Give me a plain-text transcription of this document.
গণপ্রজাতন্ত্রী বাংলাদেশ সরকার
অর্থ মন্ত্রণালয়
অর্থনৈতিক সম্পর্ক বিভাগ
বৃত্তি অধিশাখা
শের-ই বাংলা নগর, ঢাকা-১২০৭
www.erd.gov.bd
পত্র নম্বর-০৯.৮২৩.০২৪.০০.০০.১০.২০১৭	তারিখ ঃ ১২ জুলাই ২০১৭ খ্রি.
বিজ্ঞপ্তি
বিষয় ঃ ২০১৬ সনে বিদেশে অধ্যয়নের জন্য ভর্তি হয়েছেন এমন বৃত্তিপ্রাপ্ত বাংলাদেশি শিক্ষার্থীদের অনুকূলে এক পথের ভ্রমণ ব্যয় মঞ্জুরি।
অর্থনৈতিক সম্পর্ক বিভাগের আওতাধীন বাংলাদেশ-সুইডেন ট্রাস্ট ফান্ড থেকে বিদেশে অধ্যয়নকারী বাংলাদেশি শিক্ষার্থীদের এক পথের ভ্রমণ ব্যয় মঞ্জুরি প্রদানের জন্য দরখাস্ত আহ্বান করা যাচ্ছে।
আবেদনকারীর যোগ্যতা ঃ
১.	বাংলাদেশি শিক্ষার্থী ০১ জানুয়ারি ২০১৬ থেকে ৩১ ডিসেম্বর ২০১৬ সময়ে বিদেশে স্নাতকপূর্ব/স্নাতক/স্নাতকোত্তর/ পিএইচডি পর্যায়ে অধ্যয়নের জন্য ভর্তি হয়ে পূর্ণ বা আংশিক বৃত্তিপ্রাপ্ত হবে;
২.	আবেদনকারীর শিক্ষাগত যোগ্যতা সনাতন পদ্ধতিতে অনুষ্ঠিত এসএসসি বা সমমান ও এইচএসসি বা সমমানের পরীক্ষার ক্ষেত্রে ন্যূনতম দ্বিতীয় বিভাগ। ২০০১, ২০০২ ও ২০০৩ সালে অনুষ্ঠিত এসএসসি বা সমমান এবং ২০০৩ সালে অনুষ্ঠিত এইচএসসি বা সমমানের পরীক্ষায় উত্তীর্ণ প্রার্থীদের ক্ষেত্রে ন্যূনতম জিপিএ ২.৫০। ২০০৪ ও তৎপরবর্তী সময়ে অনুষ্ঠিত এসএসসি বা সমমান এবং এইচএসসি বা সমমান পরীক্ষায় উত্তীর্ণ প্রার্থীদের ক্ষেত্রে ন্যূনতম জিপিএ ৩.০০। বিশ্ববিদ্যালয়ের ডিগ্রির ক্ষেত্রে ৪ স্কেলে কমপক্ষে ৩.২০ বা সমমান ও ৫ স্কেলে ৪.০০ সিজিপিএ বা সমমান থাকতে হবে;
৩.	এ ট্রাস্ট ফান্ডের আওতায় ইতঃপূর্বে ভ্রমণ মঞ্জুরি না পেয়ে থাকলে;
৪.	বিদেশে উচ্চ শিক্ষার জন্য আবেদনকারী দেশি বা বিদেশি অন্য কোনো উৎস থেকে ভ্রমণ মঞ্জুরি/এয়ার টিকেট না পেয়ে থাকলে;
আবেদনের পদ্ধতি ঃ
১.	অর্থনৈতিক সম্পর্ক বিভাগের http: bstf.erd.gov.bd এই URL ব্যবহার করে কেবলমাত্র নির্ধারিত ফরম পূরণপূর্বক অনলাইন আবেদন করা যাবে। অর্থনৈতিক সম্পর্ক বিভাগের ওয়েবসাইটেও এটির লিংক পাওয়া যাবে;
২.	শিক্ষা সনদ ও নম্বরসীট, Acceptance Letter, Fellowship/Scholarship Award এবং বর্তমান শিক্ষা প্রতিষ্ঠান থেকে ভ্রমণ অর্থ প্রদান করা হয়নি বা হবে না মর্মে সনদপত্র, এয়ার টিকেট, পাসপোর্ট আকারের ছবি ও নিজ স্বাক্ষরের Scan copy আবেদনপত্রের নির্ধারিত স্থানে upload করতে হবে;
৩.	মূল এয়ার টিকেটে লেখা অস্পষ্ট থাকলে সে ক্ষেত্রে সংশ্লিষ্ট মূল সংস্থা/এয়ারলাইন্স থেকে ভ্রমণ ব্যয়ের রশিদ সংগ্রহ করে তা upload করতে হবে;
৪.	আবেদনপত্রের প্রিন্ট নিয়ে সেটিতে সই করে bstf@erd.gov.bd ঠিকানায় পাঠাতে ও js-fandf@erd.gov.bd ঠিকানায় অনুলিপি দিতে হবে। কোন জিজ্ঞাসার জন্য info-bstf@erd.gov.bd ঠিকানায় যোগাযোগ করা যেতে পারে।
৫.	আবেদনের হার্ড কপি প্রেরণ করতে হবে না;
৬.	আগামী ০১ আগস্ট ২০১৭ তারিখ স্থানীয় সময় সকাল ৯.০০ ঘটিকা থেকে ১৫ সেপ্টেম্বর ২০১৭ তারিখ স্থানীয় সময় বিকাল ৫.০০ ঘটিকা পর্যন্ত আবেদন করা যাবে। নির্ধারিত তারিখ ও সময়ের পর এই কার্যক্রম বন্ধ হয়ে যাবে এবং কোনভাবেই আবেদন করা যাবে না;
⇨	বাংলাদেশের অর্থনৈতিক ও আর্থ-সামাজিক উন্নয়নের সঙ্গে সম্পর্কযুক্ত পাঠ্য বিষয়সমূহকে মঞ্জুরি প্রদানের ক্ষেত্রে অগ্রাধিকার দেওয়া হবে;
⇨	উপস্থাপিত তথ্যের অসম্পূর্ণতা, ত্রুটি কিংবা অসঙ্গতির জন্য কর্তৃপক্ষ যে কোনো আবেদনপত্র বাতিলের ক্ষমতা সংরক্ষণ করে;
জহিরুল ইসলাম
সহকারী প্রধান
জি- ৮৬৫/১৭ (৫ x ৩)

────────────────────────────────────────

• _Requirements_
Copy all the records above precisely.

• _Exercise output_
Give me a plain-text transcription of this document.
গণপ্রজাতন্ত্রী বাংলাদেশ সরকার
অর্থ মন্ত্রণালয়
অর্থনৈতিক সম্পর্ক বিভাগ
বৃত্তি অধিশাখা
শের-ই বাংলা নগর, ঢাকা-১২০৭
www.erd.gov.bd
পত্র নম্বর-০৯.৮২৩.০২৪.০০.০০.১০.২০১৭	তারিখ ঃ ১২ জুলাই ২০১৭ খ্রি.
বিজ্ঞপ্তি
বিষয় ঃ ২০১৬ সনে বিদেশে অধ্যয়নের জন্য ভর্তি হয়েছেন এমন বৃত্তিপ্রাপ্ত বাংলাদেশি শিক্ষার্থীদের অনুকূলে এক পথের ভ্রমণ ব্যয় মঞ্জুরি।
অর্থনৈতিক সম্পর্ক বিভাগের আওতাধীন বাংলাদেশ-সুইডেন ট্রাস্ট ফান্ড থেকে বিদেশে অধ্যয়নকারী বাংলাদেশি শিক্ষার্থীদের এক পথের ভ্রমণ ব্যয় মঞ্জুরি প্রদানের জন্য দরখাস্ত আহ্বান করা যাচ্ছে।
আবেদনকারীর যোগ্যতা ঃ
১.	বাংলাদেশি শিক্ষার্থী ০১ জানুয়ারি ২০১৬ থেকে ৩১ ডিসেম্বর ২০১৬ সময়ে বিদেশে স্নাতকপূর্ব/স্নাতক/স্নাতকোত্তর/ পিএইচডি পর্যায়ে অধ্যয়নের জন্য ভর্তি হয়ে পূর্ণ বা আংশিক বৃত্তিপ্রাপ্ত হবে;
২.	আবেদনকারীর শিক্ষাগত যোগ্যতা সনাতন পদ্ধতিতে অনুষ্ঠিত এসএসসি বা সমমান ও এইচএসসি বা সমমানের পরীক্ষার ক্ষেত্রে ন্যূনতম দ্বিতীয় বিভাগ। ২০০১, ২০০২ ও ২০০৩ সালে অনুষ্ঠিত এসএসসি বা সমমান এবং ২০০৩ সালে অনুষ্ঠিত এইচএসসি বা সমমানের পরীক্ষায় উত্তীর্ণ প্রার্থীদের ক্ষেত্রে ন্যূনতম জিপিএ ২.৫০। ২০০৪ ও তৎপরবর্তী সময়ে অনুষ্ঠিত এসএসসি বা সমমান এবং এইচএসসি বা সমমান পরীক্ষায় উত্তীর্ণ প্রার্থীদের ক্ষেত্রে ন্যূনতম জিপিএ ৩.০০। বিশ্ববিদ্যালয়ের ডিগ্রির ক্ষেত্রে ৪ স্কেলে কমপক্ষে ৩.২০ বা সমমান ও ৫ স্কেলে ৪.০০ সিজিপিএ বা সমমান থাকতে হবে;
৩.	এ ট্রাস্ট ফান্ডের আওতায় ইতঃপূর্বে ভ্রমণ মঞ্জুরি না পেয়ে থাকলে;
৪.	বিদেশে উচ্চ শিক্ষার জন্য আবেদনকারী দেশি বা বিদেশি অন্য কোনো উৎস থেকে ভ্রমণ মঞ্জুরি/এয়ার টিকেট না পেয়ে থাকলে;
আবেদনের পদ্ধতি ঃ
১.	অর্থনৈতিক সম্পর্ক বিভাগের http: bstf.erd.gov.bd এই URL ব্যবহার করে কেবলমাত্র নির্ধারিত ফরম পূরণপূর্বক অনলাইন আবেদন করা যাবে। অর্থনৈতিক সম্পর্ক বিভাগের ওয়েবসাইটেও এটির লিংক পাওয়া যাবে;
২.	শিক্ষা সনদ ও নম্বরসীট, Acceptance Letter, Fellowship/Scholarship Award এবং বর্তমান শিক্ষা প্রতিষ্ঠান থেকে ভ্রমণ অর্থ প্রদান করা হয়নি বা হবে না মর্মে সনদপত্র, এয়ার টিকেট, পাসপোর্ট আকারের ছবি ও নিজ স্বাক্ষরের Scan copy আবেদনপত্রের নির্ধারিত স্থানে upload করতে হবে;
৩.	মূল এয়ার টিকেটে লেখা অস্পষ্ট থাকলে সে ক্ষেত্রে সংশ্লিষ্ট মূল সংস্থা/এয়ারলাইন্স থেকে ভ্রমণ ব্যয়ের রশিদ সংগ্রহ করে তা upload করতে হবে;
৪.	আবেদনপত্রের প্রিন্ট নিয়ে সেটিতে সই করে bstf@erd.gov.bd ঠিকানায় পাঠাতে ও js-fandf@erd.gov.bd ঠিকানায় অনুলিপি দিতে হবে। কোন জিজ্ঞাসার জন্য info-bstf@erd.gov.bd ঠিকানায় যোগাযোগ করা যেতে পারে।
৫.	আবেদনের হার্ড কপি প্রেরণ করতে হবে না;
৬.	আগামী ০১ আগস্ট ২০১৭ তারিখ স্থানীয় সময় সকাল ৯.০০ ঘটিকা থেকে ১৫ সেপ্টেম্বর ২০১৭ তারিখ স্থানীয় সময় বিকাল ৫.০০ ঘটিকা পর্যন্ত আবেদন করা যাবে। নির্ধারিত তারিখ ও সময়ের পর এই কার্যক্রম বন্ধ হয়ে যাবে এবং কোনভাবেই আবেদন করা যাবে না;
⇨	বাংলাদেশের অর্থনৈতিক ও আর্থ-সামাজিক উন্নয়নের সঙ্গে সম্পর্কযুক্ত পাঠ্য বিষয়সমূহকে মঞ্জুরি প্রদানের ক্ষেত্রে অগ্রাধিকার দেওয়া হবে;
⇨	উপস্থাপিত তথ্যের অসম্পূর্ণতা, ত্রুটি কিংবা অসঙ্গতির জন্য কর্তৃপক্ষ যে কোনো আবেদনপত্র বাতিলের ক্ষমতা সংরক্ষণ করে;
জহিরুল ইসলাম
সহকারী প্রধান
জি- ৮৬৫/১৭ (৫ x ৩)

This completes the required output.